DIRECTIVE » Can you print the data exactly and leave out each image?
*** PROVIDED INFORMATION
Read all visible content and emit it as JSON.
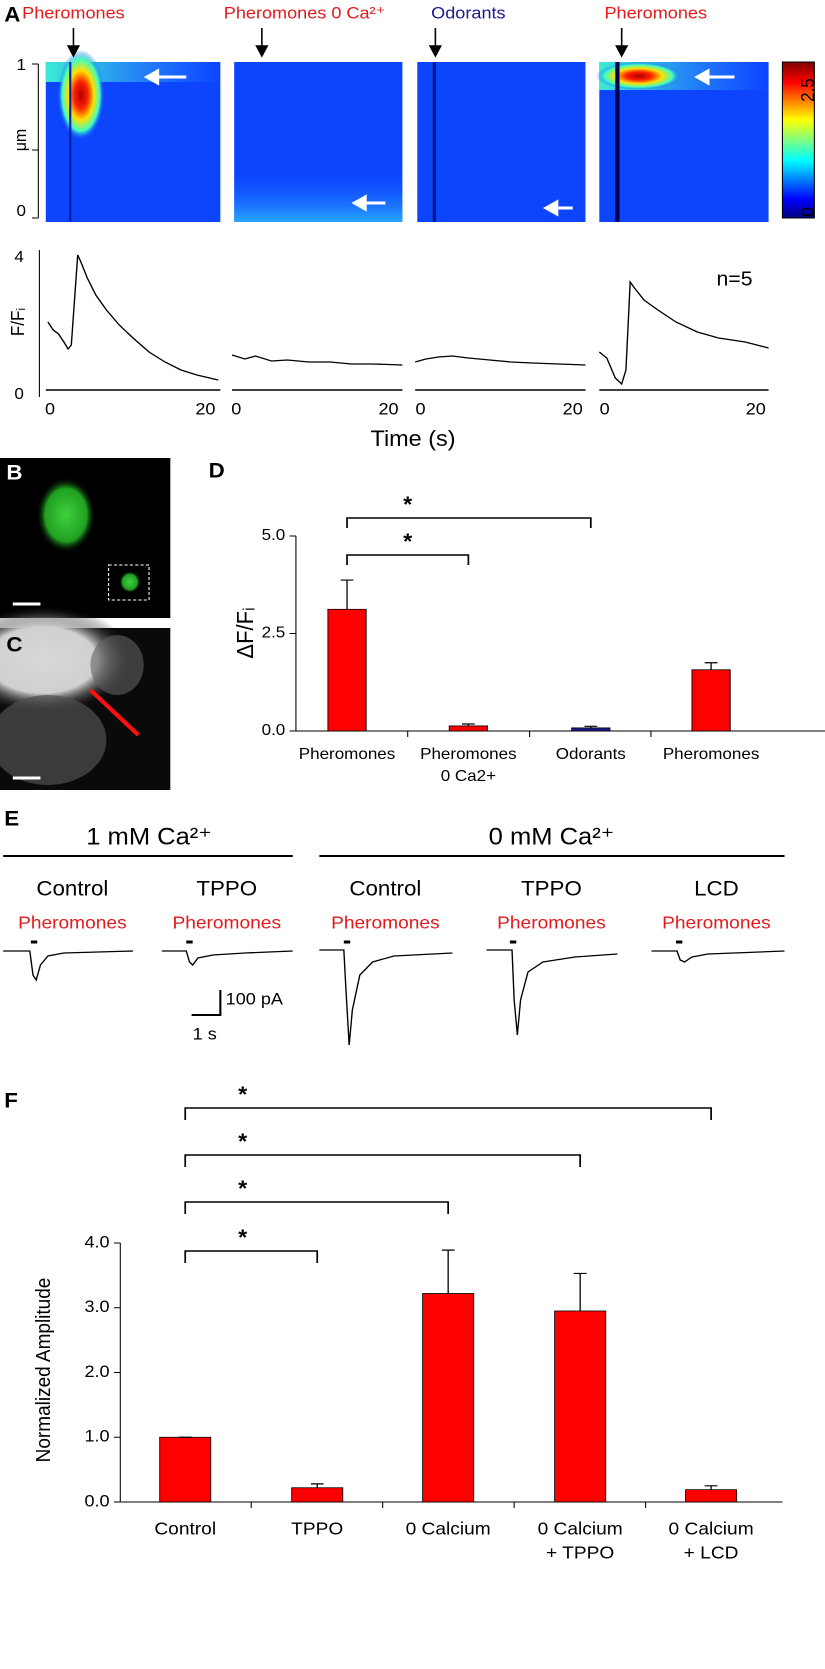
{
  "panel_labels": [
    "A",
    "B",
    "C",
    "D",
    "E",
    "F"
  ],
  "panel_a": {
    "stimuli": [
      {
        "label": "Pheromones",
        "color": "#e31a1c"
      },
      {
        "label": "Pheromones 0 Ca²⁺",
        "color": "#e31a1c"
      },
      {
        "label": "Odorants",
        "color": "#1a1a8c"
      },
      {
        "label": "Pheromones",
        "color": "#e31a1c"
      }
    ],
    "y_axis_label": "μm",
    "y_axis_top": "1",
    "y_axis_bottom": "0",
    "colorbar_labels": [
      "2.5",
      "0"
    ],
    "trace_y_label": "F/Fᵢ",
    "trace_yticks": [
      "4",
      "0"
    ],
    "trace_xticks": [
      "0",
      "20"
    ],
    "n_label": "n=5",
    "x_axis_label": "Time (s)"
  },
  "panel_e": {
    "groups": [
      "1 mM Ca²⁺",
      "0 mM Ca²⁺"
    ],
    "conditions": [
      "Control",
      "TPPO",
      "Control",
      "TPPO",
      "LCD"
    ],
    "stimulus": "Pheromones",
    "scale_current": "100 pA",
    "scale_time": "1 s"
  },
  "chart_data": [
    {
      "type": "bar",
      "y_label": "ΔF/Fᵢ",
      "categories": [
        "Pheromones",
        [
          "Pheromones",
          "0 Ca2+"
        ],
        "Odorants",
        "Pheromones"
      ],
      "values": [
        3.12,
        0.13,
        0.08,
        1.57
      ],
      "errors": [
        0.75,
        0.05,
        0.04,
        0.18
      ],
      "colors": [
        "#ff0000",
        "#ff0000",
        "#1a1a8c",
        "#ff0000"
      ],
      "ylim": [
        0,
        5
      ],
      "yticks": [
        {
          "value": 0,
          "label": "0.0"
        },
        {
          "value": 2.5,
          "label": "2.5"
        },
        {
          "value": 5,
          "label": "5.0"
        }
      ],
      "significance": [
        {
          "pair": [
            0,
            1
          ],
          "label": "*"
        },
        {
          "pair": [
            0,
            2
          ],
          "label": "*"
        }
      ]
    },
    {
      "type": "bar",
      "y_label": "Normalized Amplitude",
      "categories": [
        "Control",
        "TPPO",
        "0 Calcium",
        [
          "0 Calcium",
          "+ TPPO"
        ],
        [
          "0 Calcium",
          "+ LCD"
        ]
      ],
      "values": [
        1.0,
        0.22,
        3.22,
        2.95,
        0.19
      ],
      "errors": [
        0,
        0.06,
        0.67,
        0.58,
        0.06
      ],
      "colors": [
        "#ff0000",
        "#ff0000",
        "#ff0000",
        "#ff0000",
        "#ff0000"
      ],
      "ylim": [
        0,
        4
      ],
      "yticks": [
        {
          "value": 0,
          "label": "0.0"
        },
        {
          "value": 1,
          "label": "1.0"
        },
        {
          "value": 2,
          "label": "2.0"
        },
        {
          "value": 3,
          "label": "3.0"
        },
        {
          "value": 4,
          "label": "4.0"
        }
      ],
      "significance": [
        {
          "pair": [
            0,
            1
          ],
          "label": "*"
        },
        {
          "pair": [
            0,
            2
          ],
          "label": "*"
        },
        {
          "pair": [
            0,
            3
          ],
          "label": "*"
        },
        {
          "pair": [
            0,
            4
          ],
          "label": "*"
        }
      ]
    }
  ]
}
******
COMPLETE RESPONSE »
Read all visible content and emit it as JSON.
{
  "panel_labels": [
    "A",
    "B",
    "C",
    "D",
    "E",
    "F"
  ],
  "panel_a": {
    "stimuli": [
      {
        "label": "Pheromones",
        "color": "#e31a1c"
      },
      {
        "label": "Pheromones 0 Ca²⁺",
        "color": "#e31a1c"
      },
      {
        "label": "Odorants",
        "color": "#1a1a8c"
      },
      {
        "label": "Pheromones",
        "color": "#e31a1c"
      }
    ],
    "y_axis_label": "μm",
    "y_axis_top": "1",
    "y_axis_bottom": "0",
    "colorbar_labels": [
      "2.5",
      "0"
    ],
    "trace_y_label": "F/Fᵢ",
    "trace_yticks": [
      "4",
      "0"
    ],
    "trace_xticks": [
      "0",
      "20"
    ],
    "n_label": "n=5",
    "x_axis_label": "Time (s)"
  },
  "panel_e": {
    "groups": [
      "1 mM Ca²⁺",
      "0 mM Ca²⁺"
    ],
    "conditions": [
      "Control",
      "TPPO",
      "Control",
      "TPPO",
      "LCD"
    ],
    "stimulus": "Pheromones",
    "scale_current": "100 pA",
    "scale_time": "1 s"
  },
  "chart_data": [
    {
      "type": "bar",
      "y_label": "ΔF/Fᵢ",
      "categories": [
        "Pheromones",
        [
          "Pheromones",
          "0 Ca2+"
        ],
        "Odorants",
        "Pheromones"
      ],
      "values": [
        3.12,
        0.13,
        0.08,
        1.57
      ],
      "errors": [
        0.75,
        0.05,
        0.04,
        0.18
      ],
      "colors": [
        "#ff0000",
        "#ff0000",
        "#1a1a8c",
        "#ff0000"
      ],
      "ylim": [
        0,
        5
      ],
      "yticks": [
        {
          "value": 0,
          "label": "0.0"
        },
        {
          "value": 2.5,
          "label": "2.5"
        },
        {
          "value": 5,
          "label": "5.0"
        }
      ],
      "significance": [
        {
          "pair": [
            0,
            1
          ],
          "label": "*"
        },
        {
          "pair": [
            0,
            2
          ],
          "label": "*"
        }
      ]
    },
    {
      "type": "bar",
      "y_label": "Normalized Amplitude",
      "categories": [
        "Control",
        "TPPO",
        "0 Calcium",
        [
          "0 Calcium",
          "+ TPPO"
        ],
        [
          "0 Calcium",
          "+ LCD"
        ]
      ],
      "values": [
        1.0,
        0.22,
        3.22,
        2.95,
        0.19
      ],
      "errors": [
        0,
        0.06,
        0.67,
        0.58,
        0.06
      ],
      "colors": [
        "#ff0000",
        "#ff0000",
        "#ff0000",
        "#ff0000",
        "#ff0000"
      ],
      "ylim": [
        0,
        4
      ],
      "yticks": [
        {
          "value": 0,
          "label": "0.0"
        },
        {
          "value": 1,
          "label": "1.0"
        },
        {
          "value": 2,
          "label": "2.0"
        },
        {
          "value": 3,
          "label": "3.0"
        },
        {
          "value": 4,
          "label": "4.0"
        }
      ],
      "significance": [
        {
          "pair": [
            0,
            1
          ],
          "label": "*"
        },
        {
          "pair": [
            0,
            2
          ],
          "label": "*"
        },
        {
          "pair": [
            0,
            3
          ],
          "label": "*"
        },
        {
          "pair": [
            0,
            4
          ],
          "label": "*"
        }
      ]
    }
  ]
}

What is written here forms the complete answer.